**What is asked**
Please pull out every line that includes the string "Resiliencia".
[Start]
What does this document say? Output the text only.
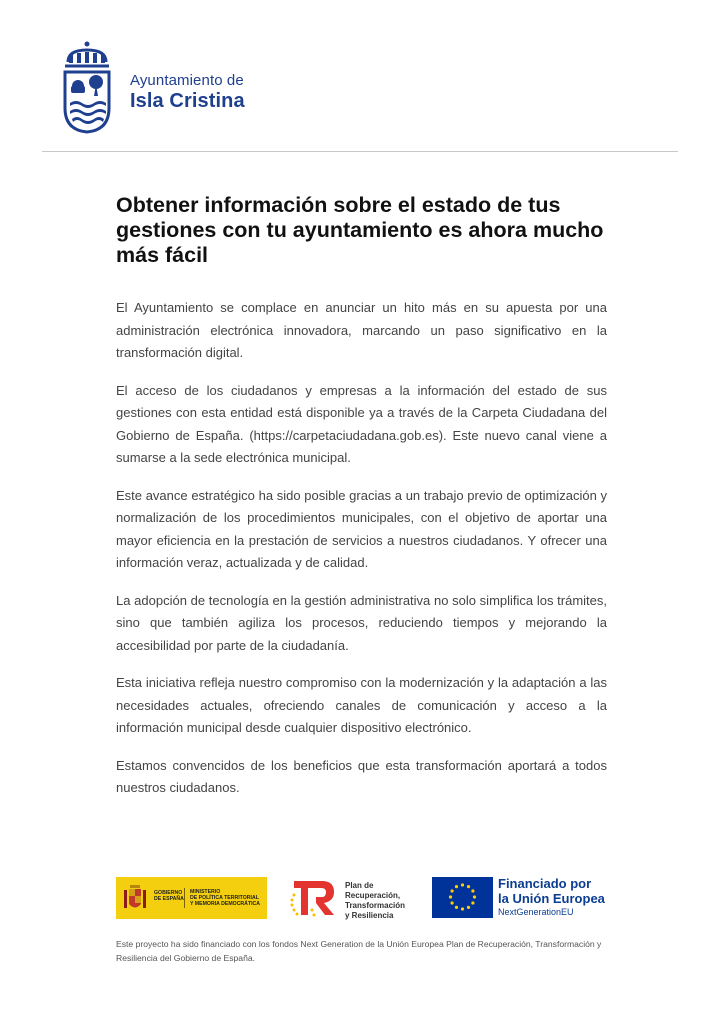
Ayuntamiento de
Isla Cristina
Obtener información sobre el estado de tus gestiones con tu ayuntamiento es ahora mucho más fácil

El Ayuntamiento se complace en anunciar un hito más en su apuesta por una administración electrónica innovadora, marcando un paso significativo en la transformación digital.

El acceso de los ciudadanos y empresas a la información del estado de sus gestiones con esta entidad está disponible ya a través de la Carpeta Ciudadana del Gobierno de España. (https://carpetaciudadana.gob.es). Este nuevo canal viene a sumarse a la sede electrónica municipal.

Este avance estratégico ha sido posible gracias a un trabajo previo de optimización y normalización de los procedimientos municipales, con el objetivo de aportar una mayor eficiencia en la prestación de servicios a nuestros ciudadanos. Y ofrecer una información veraz, actualizada y de calidad.

La adopción de tecnología en la gestión administrativa no solo simplifica los trámites, sino que también agiliza los procesos, reduciendo tiempos y mejorando la accesibilidad por parte de la ciudadanía.

Esta iniciativa refleja nuestro compromiso con la modernización y la adaptación a las necesidades actuales, ofreciendo canales de comunicación y acceso a la información municipal desde cualquier dispositivo electrónico.

Estamos convencidos de los beneficios que esta transformación aportará a todos nuestros ciudadanos.

GOBIERNO
DE ESPAÑA
MINISTERIO
DE POLÍTICA TERRITORIAL
Y MEMORIA DEMOCRÁTICA
Plan de
Recuperación,
Transformación
y Resiliencia
Financiado por
la Unión Europea
NextGenerationEU
Este proyecto ha sido financiado con los fondos Next Generation de la Unión Europea Plan de Recuperación, Transformación y Resiliencia del Gobierno de España.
[End]
**Completed exercise**
y Resiliencia
Este proyecto ha sido financiado con los fondos Next Generation de la Unión Europea Plan de Recuperación, Transformación y Resiliencia del Gobierno de España.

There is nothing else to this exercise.